MATERIAL PROVIDED >>

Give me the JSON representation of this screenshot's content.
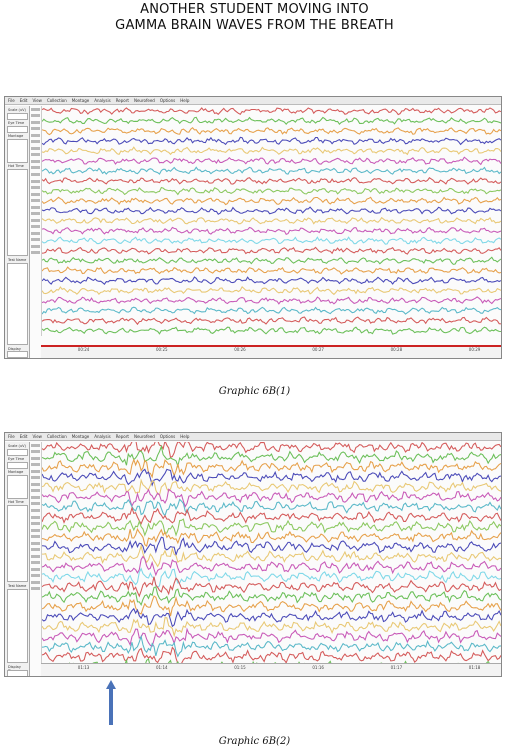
{
  "header": {
    "line1": "ANOTHER STUDENT MOVING INTO",
    "line2": "GAMMA BRAIN WAVES FROM THE BREATH"
  },
  "figures": [
    {
      "caption": "Graphic 6B(1)",
      "menu": [
        "File",
        "Edit",
        "View",
        "Collection",
        "Montage",
        "Analysis",
        "Report",
        "Neurofeed",
        "Options",
        "Help"
      ],
      "panel_labels": [
        "Scale (uV)",
        "Eye Time",
        "Montage",
        "Hot Time",
        "Test Name",
        "Display Time"
      ],
      "time_ticks": [
        "00:24",
        "00:25",
        "00:26",
        "00:27",
        "00:28",
        "00:29"
      ],
      "channel_colors": [
        "#d45a5a",
        "#6bbf59",
        "#e6a04a",
        "#4a4ab8",
        "#e8c874",
        "#c85ab8",
        "#5ab8c8",
        "#d45a5a",
        "#8bc860",
        "#e6a04a",
        "#4a4ab8",
        "#e8c874",
        "#c85ab8",
        "#7fd8e8",
        "#d45a5a",
        "#6bbf59",
        "#e6a04a",
        "#4a4ab8",
        "#e8c874",
        "#c85ab8",
        "#5ab8c8",
        "#d45a5a",
        "#6bbf59"
      ],
      "amplitude": 0.55
    },
    {
      "caption": "Graphic 6B(2)",
      "menu": [
        "File",
        "Edit",
        "View",
        "Collection",
        "Montage",
        "Analysis",
        "Report",
        "Neurofeed",
        "Options",
        "Help"
      ],
      "panel_labels": [
        "Scale (uV)",
        "Eye Time",
        "Montage",
        "Hot Time",
        "Test Name",
        "Display Time"
      ],
      "time_ticks": [
        "01:13",
        "01:14",
        "01:15",
        "01:16",
        "01:17",
        "01:18"
      ],
      "channel_colors": [
        "#d45a5a",
        "#6bbf59",
        "#e6a04a",
        "#4a4ab8",
        "#e8c874",
        "#c85ab8",
        "#5ab8c8",
        "#d45a5a",
        "#8bc860",
        "#e6a04a",
        "#4a4ab8",
        "#e8c874",
        "#c85ab8",
        "#7fd8e8",
        "#d45a5a",
        "#6bbf59",
        "#e6a04a",
        "#4a4ab8",
        "#e8c874",
        "#c85ab8",
        "#5ab8c8",
        "#d45a5a",
        "#6bbf59"
      ],
      "amplitude": 0.9
    }
  ],
  "annotation": {
    "arrow_color": "#4a72b8",
    "arrow_icon": "up-arrow-icon"
  }
}
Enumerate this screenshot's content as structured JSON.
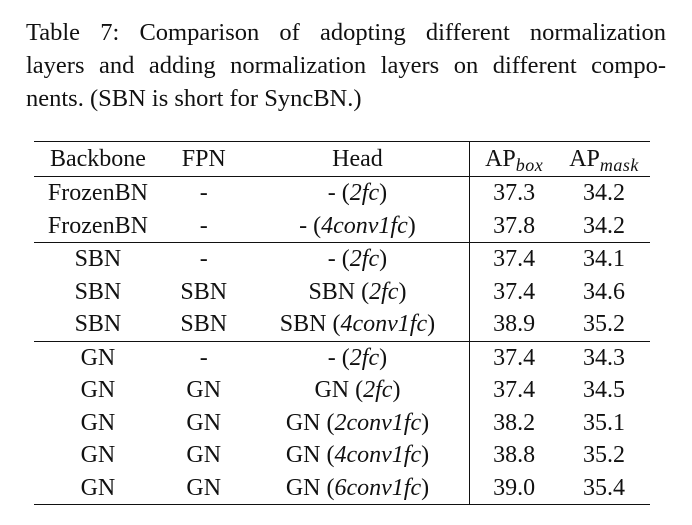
{
  "caption": {
    "lines": [
      "Table 7:  Comparison of adopting different normalization",
      "layers and adding normalization layers on different compo-",
      "nents. (SBN is short for SyncBN.)"
    ]
  },
  "table": {
    "headers": {
      "backbone": "Backbone",
      "fpn": "FPN",
      "head": "Head",
      "ap_box_main": "AP",
      "ap_box_sub": "box",
      "ap_mask_main": "AP",
      "ap_mask_sub": "mask"
    },
    "groups": [
      [
        {
          "backbone": "FrozenBN",
          "fpn": "-",
          "head_prefix": "- (",
          "head_italic": "2fc",
          "head_suffix": ")",
          "ap_box": "37.3",
          "ap_mask": "34.2"
        },
        {
          "backbone": "FrozenBN",
          "fpn": "-",
          "head_prefix": "- (",
          "head_italic": "4conv1fc",
          "head_suffix": ")",
          "ap_box": "37.8",
          "ap_mask": "34.2"
        }
      ],
      [
        {
          "backbone": "SBN",
          "fpn": "-",
          "head_prefix": "- (",
          "head_italic": "2fc",
          "head_suffix": ")",
          "ap_box": "37.4",
          "ap_mask": "34.1"
        },
        {
          "backbone": "SBN",
          "fpn": "SBN",
          "head_prefix": "SBN (",
          "head_italic": "2fc",
          "head_suffix": ")",
          "ap_box": "37.4",
          "ap_mask": "34.6"
        },
        {
          "backbone": "SBN",
          "fpn": "SBN",
          "head_prefix": "SBN (",
          "head_italic": "4conv1fc",
          "head_suffix": ")",
          "ap_box": "38.9",
          "ap_mask": "35.2"
        }
      ],
      [
        {
          "backbone": "GN",
          "fpn": "-",
          "head_prefix": "- (",
          "head_italic": "2fc",
          "head_suffix": ")",
          "ap_box": "37.4",
          "ap_mask": "34.3"
        },
        {
          "backbone": "GN",
          "fpn": "GN",
          "head_prefix": "GN (",
          "head_italic": "2fc",
          "head_suffix": ")",
          "ap_box": "37.4",
          "ap_mask": "34.5"
        },
        {
          "backbone": "GN",
          "fpn": "GN",
          "head_prefix": "GN (",
          "head_italic": "2conv1fc",
          "head_suffix": ")",
          "ap_box": "38.2",
          "ap_mask": "35.1"
        },
        {
          "backbone": "GN",
          "fpn": "GN",
          "head_prefix": "GN (",
          "head_italic": "4conv1fc",
          "head_suffix": ")",
          "ap_box": "38.8",
          "ap_mask": "35.2"
        },
        {
          "backbone": "GN",
          "fpn": "GN",
          "head_prefix": "GN (",
          "head_italic": "6conv1fc",
          "head_suffix": ")",
          "ap_box": "39.0",
          "ap_mask": "35.4"
        }
      ]
    ]
  }
}
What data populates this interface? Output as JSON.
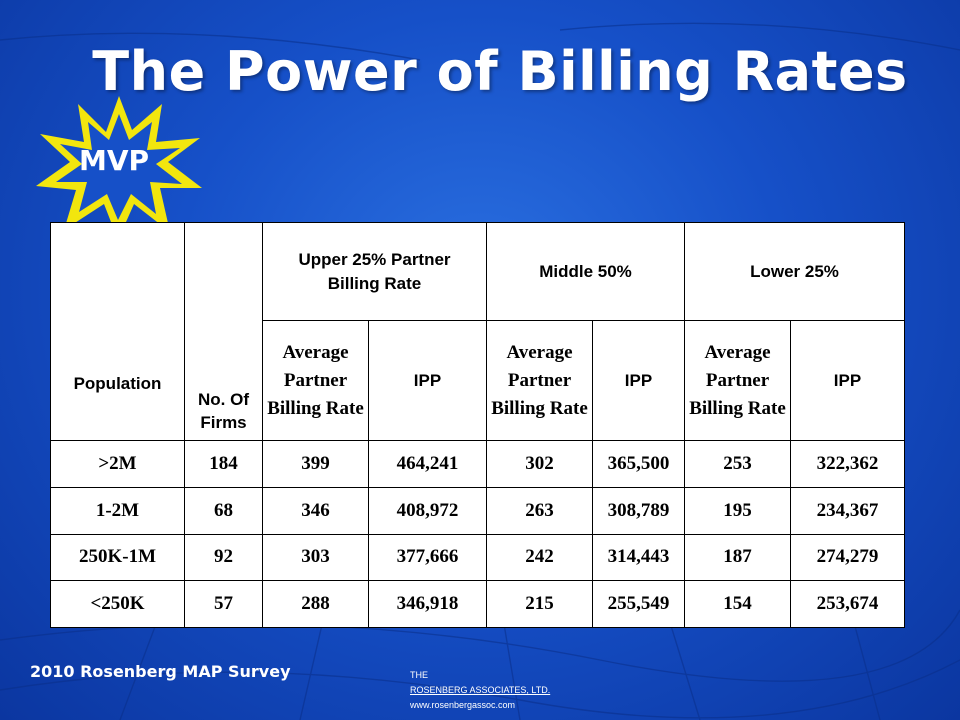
{
  "slide": {
    "title": "The Power of Billing Rates",
    "badge": "MVP",
    "footer_left": "2010 Rosenberg MAP Survey",
    "footer_brand": {
      "line1": "THE",
      "line2": "ROSENBERG ASSOCIATES, LTD.",
      "line3": "www.rosenbergassoc.com"
    }
  },
  "colors": {
    "background": "#1650c8",
    "badge_fill": "#f2e60e",
    "badge_inner": "#1650c8",
    "table_bg": "#ffffff"
  },
  "table": {
    "headers": {
      "population": "Population",
      "firms": "No. Of Firms",
      "upper": "Upper 25% Partner Billing Rate",
      "middle": "Middle 50%",
      "lower": "Lower 25%",
      "avg_rate": "Average Partner Billing Rate",
      "ipp": "IPP"
    },
    "rows": [
      {
        "population": ">2M",
        "firms": "184",
        "upper_rate": "399",
        "upper_ipp": "464,241",
        "middle_rate": "302",
        "middle_ipp": "365,500",
        "lower_rate": "253",
        "lower_ipp": "322,362"
      },
      {
        "population": "1-2M",
        "firms": "68",
        "upper_rate": "346",
        "upper_ipp": "408,972",
        "middle_rate": "263",
        "middle_ipp": "308,789",
        "lower_rate": "195",
        "lower_ipp": "234,367"
      },
      {
        "population": "250K-1M",
        "firms": "92",
        "upper_rate": "303",
        "upper_ipp": "377,666",
        "middle_rate": "242",
        "middle_ipp": "314,443",
        "lower_rate": "187",
        "lower_ipp": "274,279"
      },
      {
        "population": "<250K",
        "firms": "57",
        "upper_rate": "288",
        "upper_ipp": "346,918",
        "middle_rate": "215",
        "middle_ipp": "255,549",
        "lower_rate": "154",
        "lower_ipp": "253,674"
      }
    ]
  }
}
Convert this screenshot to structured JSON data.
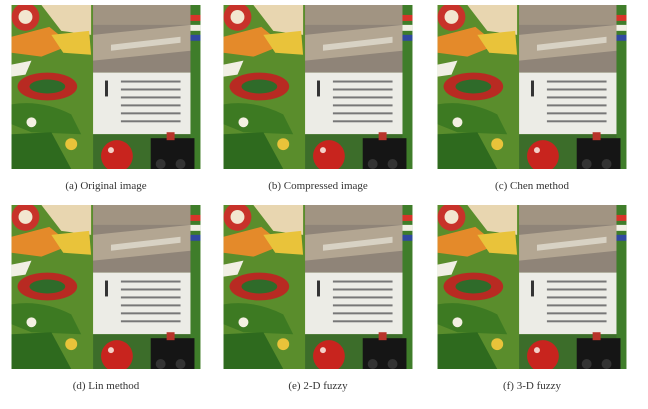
{
  "figure": {
    "panels": [
      {
        "caption": "(a) Original image"
      },
      {
        "caption": "(b) Compressed image"
      },
      {
        "caption": "(c) Chen method"
      },
      {
        "caption": "(d) Lin method"
      },
      {
        "caption": "(e) 2-D fuzzy"
      },
      {
        "caption": "(f) 3-D fuzzy"
      }
    ]
  }
}
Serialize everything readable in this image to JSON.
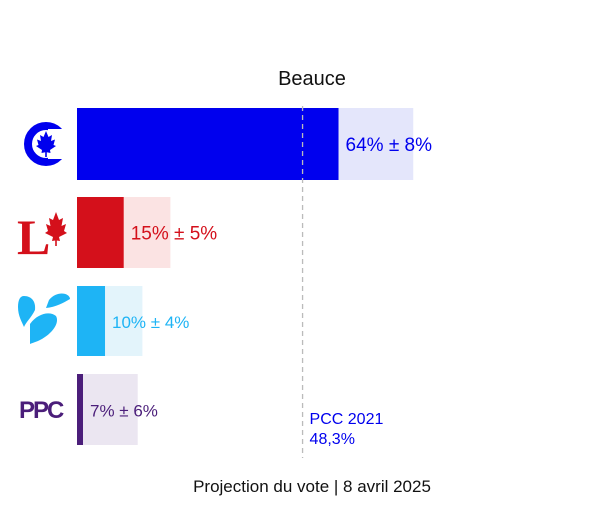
{
  "chart_data": {
    "type": "bar",
    "orientation": "horizontal",
    "title": "Beauce",
    "footer": "Projection du vote | 8 avril 2025",
    "xlim": [
      0,
      100
    ],
    "grid": false,
    "legend": "none",
    "categories": [
      "PCC",
      "PLC",
      "Bloc Québécois",
      "PPC"
    ],
    "series": [
      {
        "values": [
          64,
          15,
          10,
          7
        ],
        "errors": [
          8,
          5,
          4,
          6
        ],
        "labels": [
          "64% ± 8%",
          "15% ± 5%",
          "10% ± 4%",
          "7% ± 6%"
        ],
        "colors": [
          "#0000ee",
          "#d4101b",
          "#1eb4f5",
          "#4b1e7a"
        ],
        "range_colors": [
          "#e4e6fb",
          "#fbe3e3",
          "#e3f4fb",
          "#ebe6f1"
        ]
      }
    ],
    "reference_line": {
      "value": 48.3,
      "label_line1": "PCC 2021",
      "label_line2": "48,3%",
      "color": "#0000ee"
    },
    "party_logos": [
      {
        "icon": "conservative-party-logo-icon",
        "color": "#0000ee"
      },
      {
        "icon": "liberal-party-logo-icon",
        "color": "#d4101b"
      },
      {
        "icon": "bloc-quebecois-logo-icon",
        "color": "#1eb4f5"
      },
      {
        "icon": "ppc-logo-icon",
        "text": "PPC",
        "color": "#4b1e7a"
      }
    ]
  }
}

WORK INSTRUCTIONS >> In the entries above, count every line containing the word "Graphic". Write only the total.

CORRECT RESULT >> 2